Spatial characteristic based scalable audio
coding structure
Abstract
MPEG
Layer-3 (MP3) and MPEG-4 Advance Audio Coding (AAC) exhibit high coding
efficiency by utilizing the psychoacoustic model to remove the masked
frequency components. However, the psychoacoustic model aims at the analysis
of single channel audio signals without considering the correlation between
audio channels. As a result, adding more audio channels to encode will result
in an approximately linear increase of the total required transmission
bit-rate. The Spatial Audio Coding (SAC) technology exploits human perceptual
capability to locate sound in space. It captures and encodes the spatial
characteristic parameters at the encoder. At the decoder, the sound field can
be reconstructed from fewer audio channels with spatial parameters.

**Exercise requirements**
Continue the abstract on spatial audio coding above, picking up right after its last sentence.

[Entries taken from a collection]
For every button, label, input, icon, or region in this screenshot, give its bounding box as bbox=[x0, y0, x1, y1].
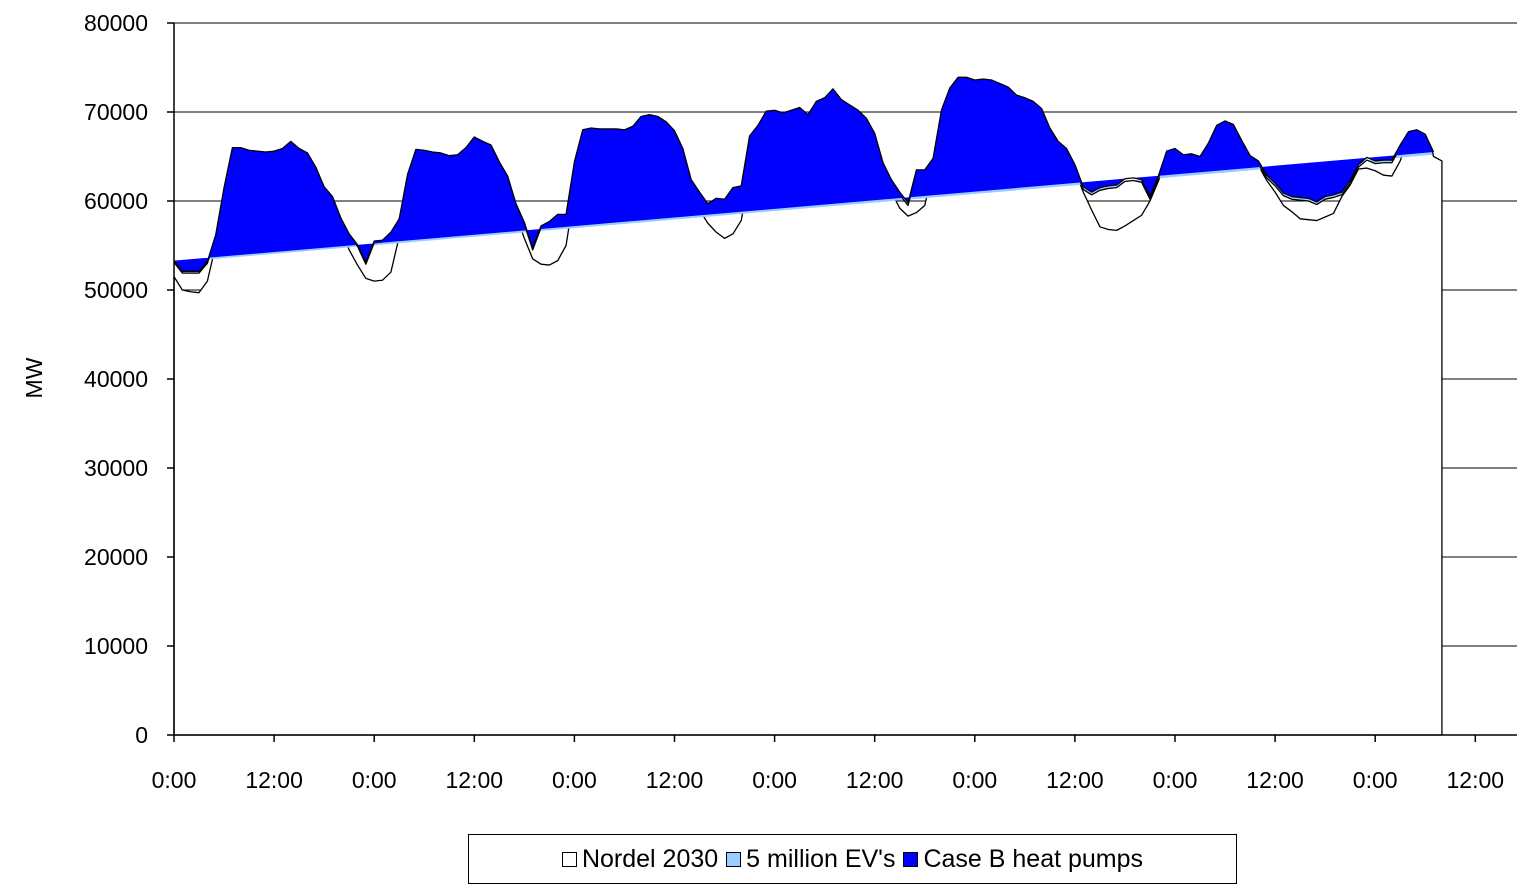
legend: Nordel 2030 5 million EV's Case B heat p… bbox=[468, 834, 1237, 884]
x-tick-label-10: 0:00 bbox=[1153, 767, 1198, 793]
legend-swatch-heat bbox=[903, 851, 919, 867]
y-tick-label-10000: 10000 bbox=[84, 633, 148, 659]
legend-swatch-nordel bbox=[561, 851, 577, 867]
legend-item-ev: 5 million EV's bbox=[726, 845, 895, 874]
y-tick-label-50000: 50000 bbox=[84, 277, 148, 303]
y-tick-label-60000: 60000 bbox=[84, 188, 148, 214]
x-tick-label-1: 12:00 bbox=[245, 767, 303, 793]
y-tick-labels: 0 10000 20000 30000 40000 50000 60000 70000 8000… bbox=[84, 10, 148, 748]
x-tick-label-5: 12:00 bbox=[646, 767, 704, 793]
y-tick-label-40000: 40000 bbox=[84, 366, 148, 392]
y-tick-label-20000: 20000 bbox=[84, 544, 148, 570]
legend-label-nordel: Nordel 2030 bbox=[581, 844, 719, 873]
y-tick-label-80000: 80000 bbox=[84, 10, 148, 36]
x-tick-label-12: 0:00 bbox=[1353, 767, 1398, 793]
x-tick-label-0: 0:00 bbox=[152, 767, 197, 793]
legend-label-ev: 5 million EV's bbox=[746, 844, 896, 873]
legend-label-heat: Case B heat pumps bbox=[923, 844, 1144, 873]
x-tick-label-2: 0:00 bbox=[352, 767, 397, 793]
x-tick-label-4: 0:00 bbox=[552, 767, 597, 793]
x-tick-label-8: 0:00 bbox=[952, 767, 997, 793]
legend-item-heat: Case B heat pumps bbox=[903, 845, 1143, 874]
x-tick-labels: 0:00 12:00 0:00 12:00 0:00 12:00 0:00 12:00 0:00… bbox=[152, 767, 1504, 793]
y-tick-label-30000: 30000 bbox=[84, 455, 148, 481]
x-tick-label-6: 0:00 bbox=[752, 767, 797, 793]
area-heat bbox=[173, 76, 1435, 272]
y-tick-label-70000: 70000 bbox=[84, 99, 148, 125]
y-axis-title: MW bbox=[21, 357, 47, 398]
x-tick-label-3: 12:00 bbox=[446, 767, 504, 793]
x-tick-label-13: 12:00 bbox=[1447, 767, 1505, 793]
load-chart: 0 10000 20000 30000 40000 50000 60000 70000 8000… bbox=[21, 10, 1517, 793]
y-tick-label-0: 0 bbox=[135, 722, 148, 748]
x-tick-label-11: 12:00 bbox=[1246, 767, 1304, 793]
stacked-areas bbox=[173, 76, 1443, 736]
axes bbox=[167, 22, 1517, 742]
legend-swatch-ev bbox=[726, 851, 742, 867]
legend-item-nordel: Nordel 2030 bbox=[561, 844, 719, 874]
x-tick-label-7: 12:00 bbox=[846, 767, 904, 793]
x-tick-label-9: 12:00 bbox=[1046, 767, 1104, 793]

**Written response**
In
this work, we propose a scalable audio coding scheme, which is based on
spatial audio coding techniques including parametric stereo and MPEG surround,
to transmit multi-channel audio through networks. More audio channels and better quality
can be obtained with more enhancement layers received. We also observe that
when uncorrelated signals, such as dialogs, exist in multi-channel signals
the reconstructed audio suffers from serious interference. In this case, we
execute inter-channel interference processing to encode the uncorrelated part
individually. The experimental results show excellent subjective as well as
objective quality improvement.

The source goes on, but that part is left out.